■ **RECORDS FOR THIS EXERCISE**:
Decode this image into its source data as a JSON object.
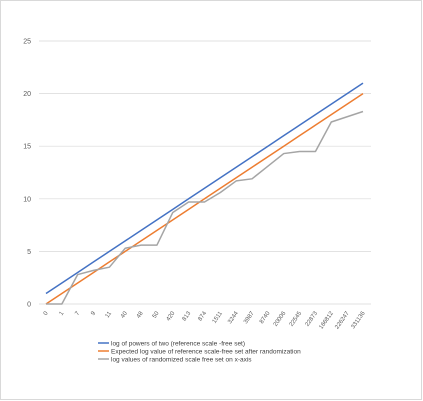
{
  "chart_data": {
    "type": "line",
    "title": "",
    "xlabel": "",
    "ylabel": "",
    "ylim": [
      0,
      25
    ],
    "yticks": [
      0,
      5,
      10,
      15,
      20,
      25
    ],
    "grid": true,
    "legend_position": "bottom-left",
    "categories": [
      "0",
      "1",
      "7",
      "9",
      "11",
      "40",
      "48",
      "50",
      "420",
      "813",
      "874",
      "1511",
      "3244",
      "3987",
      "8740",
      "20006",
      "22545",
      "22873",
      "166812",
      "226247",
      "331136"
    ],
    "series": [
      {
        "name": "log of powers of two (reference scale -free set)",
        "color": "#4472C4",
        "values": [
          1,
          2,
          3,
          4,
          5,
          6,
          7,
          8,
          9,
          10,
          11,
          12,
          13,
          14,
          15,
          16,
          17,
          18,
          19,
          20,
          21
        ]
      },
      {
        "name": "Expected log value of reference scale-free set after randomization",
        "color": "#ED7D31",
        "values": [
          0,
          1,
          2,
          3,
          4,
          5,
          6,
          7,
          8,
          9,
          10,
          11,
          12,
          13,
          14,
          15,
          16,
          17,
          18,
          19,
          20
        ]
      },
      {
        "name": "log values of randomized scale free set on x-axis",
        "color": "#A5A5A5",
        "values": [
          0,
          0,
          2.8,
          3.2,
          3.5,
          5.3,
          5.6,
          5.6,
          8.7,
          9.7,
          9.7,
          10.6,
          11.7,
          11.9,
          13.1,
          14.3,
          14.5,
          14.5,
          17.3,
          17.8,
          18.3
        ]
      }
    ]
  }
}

==

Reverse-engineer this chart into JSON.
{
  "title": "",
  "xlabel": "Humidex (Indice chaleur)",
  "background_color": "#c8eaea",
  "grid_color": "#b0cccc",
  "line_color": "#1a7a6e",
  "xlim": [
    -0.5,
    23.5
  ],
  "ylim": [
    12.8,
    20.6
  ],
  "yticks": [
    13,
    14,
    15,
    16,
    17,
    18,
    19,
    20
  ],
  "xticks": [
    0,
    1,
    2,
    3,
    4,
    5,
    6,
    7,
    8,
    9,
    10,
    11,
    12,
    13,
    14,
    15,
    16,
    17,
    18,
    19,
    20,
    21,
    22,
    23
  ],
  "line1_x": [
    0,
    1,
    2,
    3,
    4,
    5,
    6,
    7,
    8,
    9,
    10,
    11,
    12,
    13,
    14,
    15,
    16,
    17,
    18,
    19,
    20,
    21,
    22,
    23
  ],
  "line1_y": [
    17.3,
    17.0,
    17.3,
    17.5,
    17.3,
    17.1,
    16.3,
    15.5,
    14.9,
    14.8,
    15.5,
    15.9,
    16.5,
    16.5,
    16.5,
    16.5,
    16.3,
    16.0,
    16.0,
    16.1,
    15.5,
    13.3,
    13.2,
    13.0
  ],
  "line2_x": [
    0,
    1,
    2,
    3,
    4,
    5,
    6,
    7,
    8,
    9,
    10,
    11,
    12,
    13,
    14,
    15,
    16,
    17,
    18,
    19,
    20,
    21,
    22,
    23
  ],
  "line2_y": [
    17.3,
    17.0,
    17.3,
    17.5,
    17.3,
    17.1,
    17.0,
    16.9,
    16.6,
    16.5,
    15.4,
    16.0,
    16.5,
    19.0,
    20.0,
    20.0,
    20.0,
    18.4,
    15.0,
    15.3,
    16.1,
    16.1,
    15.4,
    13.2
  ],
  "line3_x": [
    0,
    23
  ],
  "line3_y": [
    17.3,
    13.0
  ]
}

■ **SET TASK**:
In the records above, how many lines include the string "name"? Answer with only the number.

■ **ANSWER TO THE EXERCISE**:
3